• Material for the task:
_ _ _ _ _

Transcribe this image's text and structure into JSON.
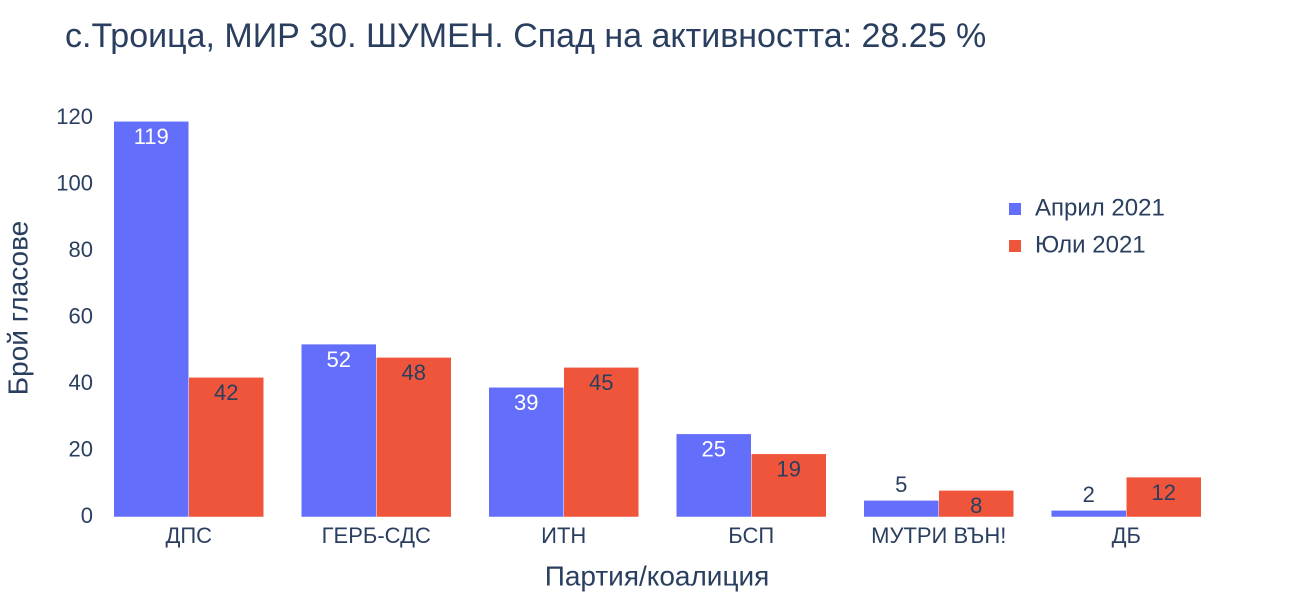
{
  "chart_data": {
    "type": "bar",
    "title": "с.Троица, МИР 30. ШУМЕН. Спад на активността: 28.25 %",
    "x_label": "Партия/коалиция",
    "y_label": "Брой гласове",
    "categories": [
      "ДПС",
      "ГЕРБ-СДС",
      "ИТН",
      "БСП",
      "МУТРИ ВЪН!",
      "ДБ"
    ],
    "series": [
      {
        "name": "Април 2021",
        "color": "#636efa",
        "values": [
          119,
          52,
          39,
          25,
          5,
          2
        ]
      },
      {
        "name": "Юли 2021",
        "color": "#ef553b",
        "values": [
          42,
          48,
          45,
          19,
          8,
          12
        ]
      }
    ],
    "ylim": [
      0,
      120
    ],
    "yticks": [
      0,
      20,
      40,
      60,
      80,
      100,
      120
    ],
    "grid": false,
    "legend": "top-right"
  }
}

_ _ _ _ _

• Work to complete:
Leave the pictures out and output the rest of the listing exactly.

• Answer to the exercise:
Transcribe this image's text and structure into JSON.
{
  "chart_data": {
    "type": "bar",
    "title": "с.Троица, МИР 30. ШУМЕН. Спад на активността: 28.25 %",
    "x_label": "Партия/коалиция",
    "y_label": "Брой гласове",
    "categories": [
      "ДПС",
      "ГЕРБ-СДС",
      "ИТН",
      "БСП",
      "МУТРИ ВЪН!",
      "ДБ"
    ],
    "series": [
      {
        "name": "Април 2021",
        "color": "#636efa",
        "values": [
          119,
          52,
          39,
          25,
          5,
          2
        ]
      },
      {
        "name": "Юли 2021",
        "color": "#ef553b",
        "values": [
          42,
          48,
          45,
          19,
          8,
          12
        ]
      }
    ],
    "ylim": [
      0,
      120
    ],
    "yticks": [
      0,
      20,
      40,
      60,
      80,
      100,
      120
    ],
    "grid": false,
    "legend": "top-right"
  }
}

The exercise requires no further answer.